**Exercise objective**
Collect each line holding the string "JSON".

(Collected data)
[START]

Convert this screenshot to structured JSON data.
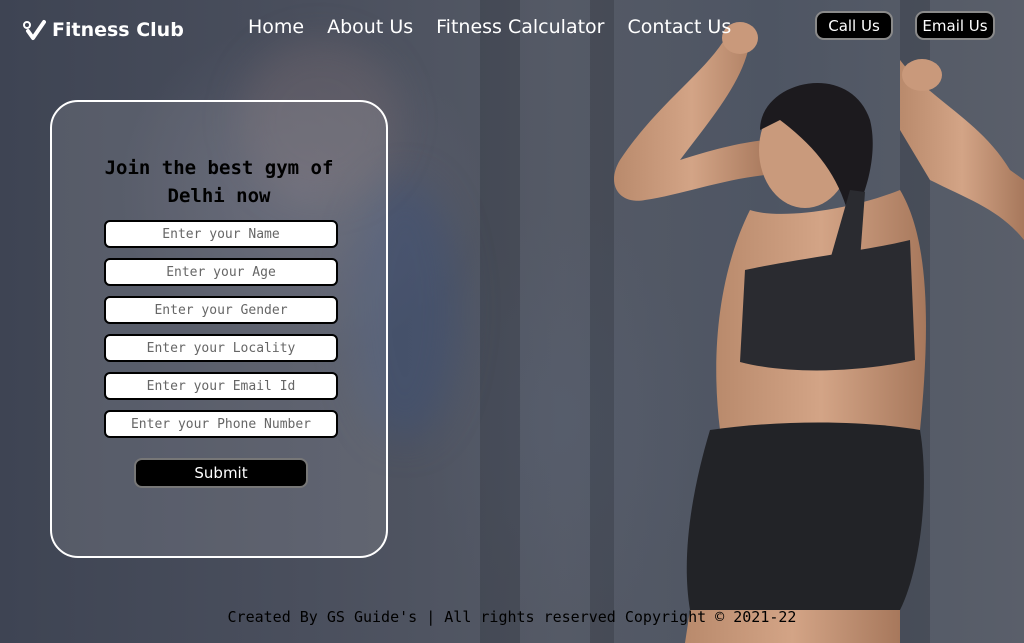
{
  "brand": {
    "name": "Fitness Club",
    "icon": "heart-check-icon"
  },
  "nav": {
    "items": [
      {
        "label": "Home"
      },
      {
        "label": "About Us"
      },
      {
        "label": "Fitness Calculator"
      },
      {
        "label": "Contact Us"
      }
    ]
  },
  "header_buttons": {
    "call": "Call Us",
    "email": "Email Us"
  },
  "form": {
    "title_line1": "Join the best gym of",
    "title_line2": "Delhi now",
    "fields": [
      {
        "placeholder": "Enter your Name",
        "value": ""
      },
      {
        "placeholder": "Enter your Age",
        "value": ""
      },
      {
        "placeholder": "Enter your Gender",
        "value": ""
      },
      {
        "placeholder": "Enter your Locality",
        "value": ""
      },
      {
        "placeholder": "Enter your Email Id",
        "value": ""
      },
      {
        "placeholder": "Enter your Phone Number",
        "value": ""
      }
    ],
    "submit_label": "Submit"
  },
  "footer": {
    "text": "Created By GS Guide's | All rights reserved Copyright © 2021-22"
  },
  "colors": {
    "accent": "#000000",
    "text_light": "#ffffff",
    "background": "#4a4f5d"
  }
}
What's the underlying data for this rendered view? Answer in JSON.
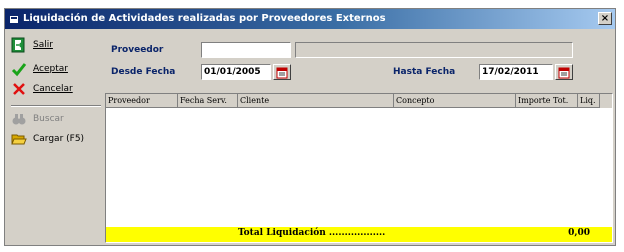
{
  "window": {
    "title": "Liquidación de Actividades realizadas por Proveedores Externos",
    "close_glyph": "×"
  },
  "sidebar": {
    "salir": "Salir",
    "aceptar": "Aceptar",
    "cancelar": "Cancelar",
    "buscar": "Buscar",
    "cargar": "Cargar (F5)"
  },
  "form": {
    "proveedor_label": "Proveedor",
    "proveedor_value": "",
    "desde_label": "Desde Fecha",
    "desde_value": "01/01/2005",
    "hasta_label": "Hasta Fecha",
    "hasta_value": "17/02/2011"
  },
  "grid": {
    "columns": [
      "Proveedor",
      "Fecha Serv.",
      "Cliente",
      "Concepto",
      "Importe Tot.",
      "Liq."
    ]
  },
  "total": {
    "label": "Total Liquidación ..................",
    "value": "0,00"
  },
  "colors": {
    "accent": "#0a246a",
    "total_bg": "#ffff00"
  }
}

[END]

**Finished answer**
Convert this screenshot to structured JSON data.
What's the underlying data for this rendered view? Answer in JSON.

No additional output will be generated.